# AIM OF THE TASK
Gather from the material every line that contains the string "value".

# SUPPLIED DATA
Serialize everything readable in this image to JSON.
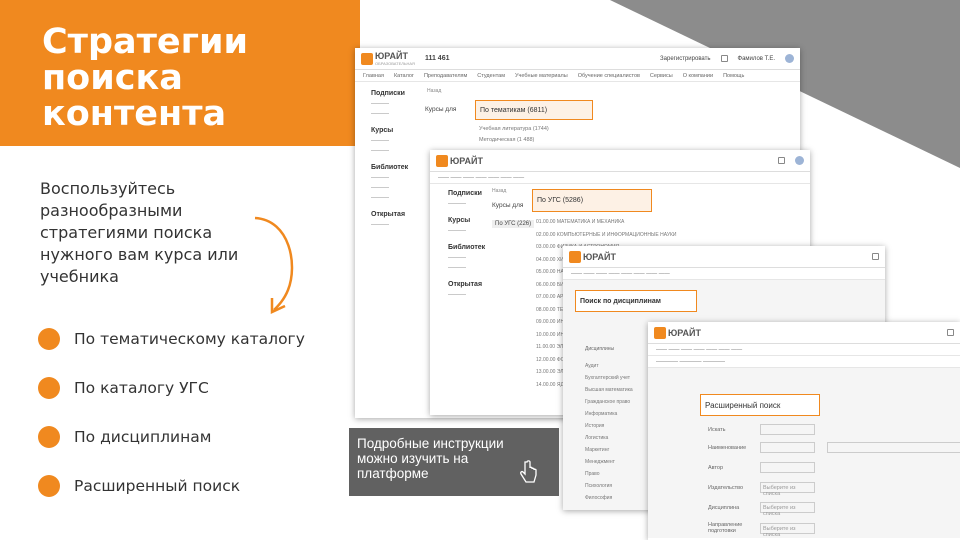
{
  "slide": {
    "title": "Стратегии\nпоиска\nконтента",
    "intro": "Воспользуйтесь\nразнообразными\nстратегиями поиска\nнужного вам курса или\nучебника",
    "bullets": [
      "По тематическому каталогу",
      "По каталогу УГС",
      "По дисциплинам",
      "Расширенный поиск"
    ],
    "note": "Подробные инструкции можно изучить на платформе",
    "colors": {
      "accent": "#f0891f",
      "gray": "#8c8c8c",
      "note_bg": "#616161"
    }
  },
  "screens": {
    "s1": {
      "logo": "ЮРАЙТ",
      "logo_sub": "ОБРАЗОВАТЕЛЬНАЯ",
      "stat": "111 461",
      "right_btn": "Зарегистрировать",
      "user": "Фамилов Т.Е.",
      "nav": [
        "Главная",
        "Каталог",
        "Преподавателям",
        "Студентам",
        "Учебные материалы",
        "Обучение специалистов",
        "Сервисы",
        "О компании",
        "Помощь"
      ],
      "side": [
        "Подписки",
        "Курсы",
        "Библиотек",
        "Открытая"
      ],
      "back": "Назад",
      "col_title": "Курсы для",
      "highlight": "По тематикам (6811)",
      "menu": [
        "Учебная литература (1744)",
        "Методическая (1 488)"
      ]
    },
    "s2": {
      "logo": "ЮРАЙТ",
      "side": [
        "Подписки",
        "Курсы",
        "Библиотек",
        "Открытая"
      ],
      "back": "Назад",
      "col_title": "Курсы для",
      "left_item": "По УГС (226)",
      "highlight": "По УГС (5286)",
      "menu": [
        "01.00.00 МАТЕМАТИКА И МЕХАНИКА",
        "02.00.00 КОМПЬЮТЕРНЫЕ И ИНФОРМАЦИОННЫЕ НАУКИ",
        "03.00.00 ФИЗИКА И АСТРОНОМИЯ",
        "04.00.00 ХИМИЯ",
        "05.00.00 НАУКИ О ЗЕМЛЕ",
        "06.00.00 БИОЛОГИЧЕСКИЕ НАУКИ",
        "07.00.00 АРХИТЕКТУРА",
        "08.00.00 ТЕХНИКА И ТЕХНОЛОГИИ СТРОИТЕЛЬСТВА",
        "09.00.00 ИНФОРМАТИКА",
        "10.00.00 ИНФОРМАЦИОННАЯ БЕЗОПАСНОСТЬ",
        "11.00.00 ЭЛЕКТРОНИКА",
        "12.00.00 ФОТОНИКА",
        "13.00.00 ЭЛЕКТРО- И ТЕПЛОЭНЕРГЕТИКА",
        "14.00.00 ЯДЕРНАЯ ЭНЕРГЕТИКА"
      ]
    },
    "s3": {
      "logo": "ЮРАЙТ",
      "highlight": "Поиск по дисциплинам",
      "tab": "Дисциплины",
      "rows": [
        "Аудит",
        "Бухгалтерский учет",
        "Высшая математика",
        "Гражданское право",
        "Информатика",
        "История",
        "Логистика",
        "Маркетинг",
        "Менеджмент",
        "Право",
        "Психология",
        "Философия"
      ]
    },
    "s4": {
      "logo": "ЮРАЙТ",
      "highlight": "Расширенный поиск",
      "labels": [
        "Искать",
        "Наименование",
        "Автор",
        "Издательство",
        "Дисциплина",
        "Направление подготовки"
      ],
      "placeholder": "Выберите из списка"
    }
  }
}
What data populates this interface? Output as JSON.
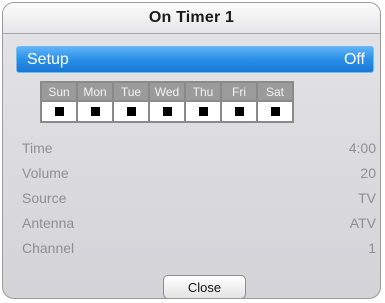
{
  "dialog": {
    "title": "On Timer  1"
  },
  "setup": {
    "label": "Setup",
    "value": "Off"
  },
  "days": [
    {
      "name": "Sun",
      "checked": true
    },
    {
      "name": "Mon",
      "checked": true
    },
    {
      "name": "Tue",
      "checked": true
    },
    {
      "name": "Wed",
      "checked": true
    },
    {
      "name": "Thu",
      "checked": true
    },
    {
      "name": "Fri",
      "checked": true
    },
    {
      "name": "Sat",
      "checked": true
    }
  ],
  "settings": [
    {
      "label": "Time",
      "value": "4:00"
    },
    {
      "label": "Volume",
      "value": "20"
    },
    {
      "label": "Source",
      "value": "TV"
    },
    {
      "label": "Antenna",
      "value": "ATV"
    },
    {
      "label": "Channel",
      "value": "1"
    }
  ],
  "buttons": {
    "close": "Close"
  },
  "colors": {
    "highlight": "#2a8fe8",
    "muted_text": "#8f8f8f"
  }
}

# WRITTEN ANSWER
    "value": "Off"
      "value": "4:00"
      "value": "20"
      "value": "TV"
      "value": "ATV"
      "value": "1"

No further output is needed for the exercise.